### YOUR OBJECTIVE
Restate, word for word, all of the material shown below.

### DATASET ROWS

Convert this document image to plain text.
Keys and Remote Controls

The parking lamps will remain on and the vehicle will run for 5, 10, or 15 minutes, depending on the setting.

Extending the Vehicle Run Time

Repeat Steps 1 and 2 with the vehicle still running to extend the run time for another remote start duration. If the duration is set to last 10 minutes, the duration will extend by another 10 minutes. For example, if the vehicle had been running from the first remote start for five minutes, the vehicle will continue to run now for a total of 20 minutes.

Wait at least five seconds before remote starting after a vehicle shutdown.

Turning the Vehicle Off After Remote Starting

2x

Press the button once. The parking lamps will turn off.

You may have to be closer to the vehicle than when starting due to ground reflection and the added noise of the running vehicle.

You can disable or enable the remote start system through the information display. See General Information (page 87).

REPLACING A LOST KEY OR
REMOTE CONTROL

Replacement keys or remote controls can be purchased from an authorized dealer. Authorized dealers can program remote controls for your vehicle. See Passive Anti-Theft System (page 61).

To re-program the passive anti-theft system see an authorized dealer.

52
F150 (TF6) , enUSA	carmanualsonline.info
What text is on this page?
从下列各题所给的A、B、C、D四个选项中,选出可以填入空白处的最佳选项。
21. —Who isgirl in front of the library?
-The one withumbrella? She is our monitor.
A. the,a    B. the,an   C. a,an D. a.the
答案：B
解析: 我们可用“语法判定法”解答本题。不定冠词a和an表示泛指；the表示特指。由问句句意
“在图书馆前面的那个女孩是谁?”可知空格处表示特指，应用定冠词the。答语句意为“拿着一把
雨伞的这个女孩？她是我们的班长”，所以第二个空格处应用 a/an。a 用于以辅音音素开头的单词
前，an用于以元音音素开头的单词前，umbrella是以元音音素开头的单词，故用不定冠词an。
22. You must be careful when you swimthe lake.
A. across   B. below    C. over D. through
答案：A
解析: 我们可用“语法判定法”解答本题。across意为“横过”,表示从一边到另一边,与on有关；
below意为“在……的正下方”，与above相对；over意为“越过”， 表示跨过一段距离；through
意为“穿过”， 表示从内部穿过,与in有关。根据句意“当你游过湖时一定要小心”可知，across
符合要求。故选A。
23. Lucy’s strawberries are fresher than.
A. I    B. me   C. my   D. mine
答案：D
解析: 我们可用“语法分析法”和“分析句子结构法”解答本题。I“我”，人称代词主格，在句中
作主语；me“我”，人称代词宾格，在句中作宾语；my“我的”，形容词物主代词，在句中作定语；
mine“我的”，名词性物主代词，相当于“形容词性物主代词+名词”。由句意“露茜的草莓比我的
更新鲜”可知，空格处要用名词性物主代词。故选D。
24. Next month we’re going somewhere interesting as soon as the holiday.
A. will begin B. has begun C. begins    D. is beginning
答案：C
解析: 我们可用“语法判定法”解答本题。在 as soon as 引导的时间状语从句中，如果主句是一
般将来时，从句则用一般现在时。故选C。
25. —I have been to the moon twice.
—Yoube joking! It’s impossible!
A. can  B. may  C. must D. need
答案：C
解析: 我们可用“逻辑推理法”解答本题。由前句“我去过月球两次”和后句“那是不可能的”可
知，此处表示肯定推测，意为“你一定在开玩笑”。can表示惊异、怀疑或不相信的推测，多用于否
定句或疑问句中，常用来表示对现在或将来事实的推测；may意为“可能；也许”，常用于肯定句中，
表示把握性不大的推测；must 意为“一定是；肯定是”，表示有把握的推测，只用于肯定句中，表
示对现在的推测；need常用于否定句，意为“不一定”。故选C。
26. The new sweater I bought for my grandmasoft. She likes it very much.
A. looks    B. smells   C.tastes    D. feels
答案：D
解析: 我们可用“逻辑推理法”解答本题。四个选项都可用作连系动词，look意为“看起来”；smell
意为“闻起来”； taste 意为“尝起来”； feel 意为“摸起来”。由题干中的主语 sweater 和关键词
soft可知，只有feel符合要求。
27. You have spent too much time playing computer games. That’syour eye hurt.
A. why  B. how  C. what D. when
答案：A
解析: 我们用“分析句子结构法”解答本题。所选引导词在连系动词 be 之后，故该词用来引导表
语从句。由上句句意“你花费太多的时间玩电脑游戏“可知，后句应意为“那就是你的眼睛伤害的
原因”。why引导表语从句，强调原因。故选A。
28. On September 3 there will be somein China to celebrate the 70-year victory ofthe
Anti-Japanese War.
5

### EXERCISE RESULT
Convert this document image to plain text.
Keys and Remote Controls

The parking lamps will remain on and the vehicle will run for 5, 10, or 15 minutes, depending on the setting.

Extending the Vehicle Run Time

Repeat Steps 1 and 2 with the vehicle still running to extend the run time for another remote start duration. If the duration is set to last 10 minutes, the duration will extend by another 10 minutes. For example, if the vehicle had been running from the first remote start for five minutes, the vehicle will continue to run now for a total of 20 minutes.

Wait at least five seconds before remote starting after a vehicle shutdown.

Turning the Vehicle Off After Remote Starting

2x

Press the button once. The parking lamps will turn off.

You may have to be closer to the vehicle than when starting due to ground reflection and the added noise of the running vehicle.

You can disable or enable the remote start system through the information display. See General Information (page 87).

REPLACING A LOST KEY OR
REMOTE CONTROL

Replacement keys or remote controls can be purchased from an authorized dealer. Authorized dealers can program remote controls for your vehicle. See Passive Anti-Theft System (page 61).

To re-program the passive anti-theft system see an authorized dealer.

52
F150 (TF6) , enUSA	carmanualsonline.info
What text is on this page?
从下列各题所给的A、B、C、D四个选项中,选出可以填入空白处的最佳选项。
21. —Who isgirl in front of the library?
-The one withumbrella? She is our monitor.
A. the,a    B. the,an   C. a,an D. a.the
答案：B
解析: 我们可用“语法判定法”解答本题。不定冠词a和an表示泛指；the表示特指。由问句句意
“在图书馆前面的那个女孩是谁?”可知空格处表示特指，应用定冠词the。答语句意为“拿着一把
雨伞的这个女孩？她是我们的班长”，所以第二个空格处应用 a/an。a 用于以辅音音素开头的单词
前，an用于以元音音素开头的单词前，umbrella是以元音音素开头的单词，故用不定冠词an。
22. You must be careful when you swimthe lake.
A. across   B. below    C. over D. through
答案：A
解析: 我们可用“语法判定法”解答本题。across意为“横过”,表示从一边到另一边,与on有关；
below意为“在……的正下方”，与above相对；over意为“越过”， 表示跨过一段距离；through
意为“穿过”， 表示从内部穿过,与in有关。根据句意“当你游过湖时一定要小心”可知，across
符合要求。故选A。
23. Lucy’s strawberries are fresher than.
A. I    B. me   C. my   D. mine
答案：D
解析: 我们可用“语法分析法”和“分析句子结构法”解答本题。I“我”，人称代词主格，在句中
作主语；me“我”，人称代词宾格，在句中作宾语；my“我的”，形容词物主代词，在句中作定语；
mine“我的”，名词性物主代词，相当于“形容词性物主代词+名词”。由句意“露茜的草莓比我的
更新鲜”可知，空格处要用名词性物主代词。故选D。
24. Next month we’re going somewhere interesting as soon as the holiday.
A. will begin B. has begun C. begins    D. is beginning
答案：C
解析: 我们可用“语法判定法”解答本题。在 as soon as 引导的时间状语从句中，如果主句是一
般将来时，从句则用一般现在时。故选C。
25. —I have been to the moon twice.
—Yoube joking! It’s impossible!
A. can  B. may  C. must D. need
答案：C
解析: 我们可用“逻辑推理法”解答本题。由前句“我去过月球两次”和后句“那是不可能的”可
知，此处表示肯定推测，意为“你一定在开玩笑”。can表示惊异、怀疑或不相信的推测，多用于否
定句或疑问句中，常用来表示对现在或将来事实的推测；may意为“可能；也许”，常用于肯定句中，
表示把握性不大的推测；must 意为“一定是；肯定是”，表示有把握的推测，只用于肯定句中，表
示对现在的推测；need常用于否定句，意为“不一定”。故选C。
26. The new sweater I bought for my grandmasoft. She likes it very much.
A. looks    B. smells   C.tastes    D. feels
答案：D
解析: 我们可用“逻辑推理法”解答本题。四个选项都可用作连系动词，look意为“看起来”；smell
意为“闻起来”； taste 意为“尝起来”； feel 意为“摸起来”。由题干中的主语 sweater 和关键词
soft可知，只有feel符合要求。
27. You have spent too much time playing computer games. That’syour eye hurt.
A. why  B. how  C. what D. when
答案：A
解析: 我们用“分析句子结构法”解答本题。所选引导词在连系动词 be 之后，故该词用来引导表
语从句。由上句句意“你花费太多的时间玩电脑游戏“可知，后句应意为“那就是你的眼睛伤害的
原因”。why引导表语从句，强调原因。故选A。
28. On September 3 there will be somein China to celebrate the 70-year victory ofthe
Anti-Japanese War.
5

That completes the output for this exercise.